Extracted data entries

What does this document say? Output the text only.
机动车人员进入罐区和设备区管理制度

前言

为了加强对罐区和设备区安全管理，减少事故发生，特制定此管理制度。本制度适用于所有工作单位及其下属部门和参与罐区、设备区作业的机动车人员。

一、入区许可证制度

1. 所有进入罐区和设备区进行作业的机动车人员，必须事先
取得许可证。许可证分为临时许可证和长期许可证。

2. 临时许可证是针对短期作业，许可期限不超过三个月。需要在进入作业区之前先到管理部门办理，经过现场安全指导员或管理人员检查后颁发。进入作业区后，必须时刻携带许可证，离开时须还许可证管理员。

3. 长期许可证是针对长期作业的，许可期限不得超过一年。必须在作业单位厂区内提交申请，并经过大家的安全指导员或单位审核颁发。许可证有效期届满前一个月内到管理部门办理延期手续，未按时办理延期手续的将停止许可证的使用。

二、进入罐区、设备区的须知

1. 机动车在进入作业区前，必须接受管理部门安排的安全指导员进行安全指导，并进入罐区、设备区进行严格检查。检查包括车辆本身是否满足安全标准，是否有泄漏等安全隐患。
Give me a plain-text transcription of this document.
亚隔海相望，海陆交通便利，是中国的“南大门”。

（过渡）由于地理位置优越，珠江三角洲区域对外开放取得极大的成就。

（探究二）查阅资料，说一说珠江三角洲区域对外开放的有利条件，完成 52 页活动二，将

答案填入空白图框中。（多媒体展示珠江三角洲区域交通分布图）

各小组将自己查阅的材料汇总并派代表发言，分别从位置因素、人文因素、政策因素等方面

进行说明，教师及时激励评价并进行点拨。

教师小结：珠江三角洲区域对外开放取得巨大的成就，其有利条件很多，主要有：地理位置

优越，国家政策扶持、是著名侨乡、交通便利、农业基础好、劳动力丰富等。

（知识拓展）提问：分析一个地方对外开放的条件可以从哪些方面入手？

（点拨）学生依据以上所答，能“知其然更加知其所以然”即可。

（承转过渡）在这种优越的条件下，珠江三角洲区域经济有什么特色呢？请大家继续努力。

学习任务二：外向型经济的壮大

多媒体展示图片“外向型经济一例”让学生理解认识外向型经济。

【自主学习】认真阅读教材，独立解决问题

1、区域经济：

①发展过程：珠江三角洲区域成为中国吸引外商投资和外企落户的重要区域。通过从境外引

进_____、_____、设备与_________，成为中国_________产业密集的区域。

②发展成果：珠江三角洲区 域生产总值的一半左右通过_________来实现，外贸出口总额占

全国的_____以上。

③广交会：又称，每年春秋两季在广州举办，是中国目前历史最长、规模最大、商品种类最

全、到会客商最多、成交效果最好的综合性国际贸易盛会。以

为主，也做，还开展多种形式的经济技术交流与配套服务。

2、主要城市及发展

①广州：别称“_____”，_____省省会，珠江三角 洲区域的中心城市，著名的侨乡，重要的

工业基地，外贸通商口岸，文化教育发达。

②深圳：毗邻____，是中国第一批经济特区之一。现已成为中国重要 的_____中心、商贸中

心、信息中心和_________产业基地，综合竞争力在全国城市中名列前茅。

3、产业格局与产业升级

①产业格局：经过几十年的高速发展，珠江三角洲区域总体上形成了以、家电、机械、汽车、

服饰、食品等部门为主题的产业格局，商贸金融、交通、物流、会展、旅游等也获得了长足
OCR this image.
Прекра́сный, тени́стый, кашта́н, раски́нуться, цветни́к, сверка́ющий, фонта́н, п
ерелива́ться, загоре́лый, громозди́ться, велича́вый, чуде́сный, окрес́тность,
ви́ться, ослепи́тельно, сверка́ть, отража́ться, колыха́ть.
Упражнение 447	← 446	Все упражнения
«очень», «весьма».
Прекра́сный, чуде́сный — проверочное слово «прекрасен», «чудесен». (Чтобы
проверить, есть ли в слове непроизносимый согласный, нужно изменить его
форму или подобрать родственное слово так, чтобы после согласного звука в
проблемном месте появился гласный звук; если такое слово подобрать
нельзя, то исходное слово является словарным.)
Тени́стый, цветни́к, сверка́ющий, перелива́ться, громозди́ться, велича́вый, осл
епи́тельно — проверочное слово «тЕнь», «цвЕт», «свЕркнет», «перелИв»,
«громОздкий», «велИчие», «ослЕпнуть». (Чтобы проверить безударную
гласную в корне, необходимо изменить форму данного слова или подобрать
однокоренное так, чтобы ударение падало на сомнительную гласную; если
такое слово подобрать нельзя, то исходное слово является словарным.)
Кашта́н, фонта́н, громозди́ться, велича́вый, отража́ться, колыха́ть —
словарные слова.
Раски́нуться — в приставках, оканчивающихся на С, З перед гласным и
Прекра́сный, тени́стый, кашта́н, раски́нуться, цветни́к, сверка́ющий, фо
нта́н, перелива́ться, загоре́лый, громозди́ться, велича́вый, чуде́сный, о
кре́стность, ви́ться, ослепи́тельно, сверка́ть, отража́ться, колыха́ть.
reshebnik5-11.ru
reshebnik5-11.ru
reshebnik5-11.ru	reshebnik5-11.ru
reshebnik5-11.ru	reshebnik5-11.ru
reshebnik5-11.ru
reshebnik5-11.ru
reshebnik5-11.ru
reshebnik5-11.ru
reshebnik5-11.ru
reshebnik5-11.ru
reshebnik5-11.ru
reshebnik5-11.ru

AIM OF THE TASK: In the entries above, find each line with the word "громозди" and copy it.

REPLY TO THE TASK:
ерелива́ться, загоре́лый, громозди́ться, велича́вый, чуде́сный, окрес́тность,
Тени́стый, цветни́к, сверка́ющий, перелива́ться, громозди́ться, велича́вый, осл
Кашта́н, фонта́н, громозди́ться, велича́вый, отража́ться, колыха́ть —
нта́н, перелива́ться, загоре́лый, громозди́ться, велича́вый, чуде́сный, о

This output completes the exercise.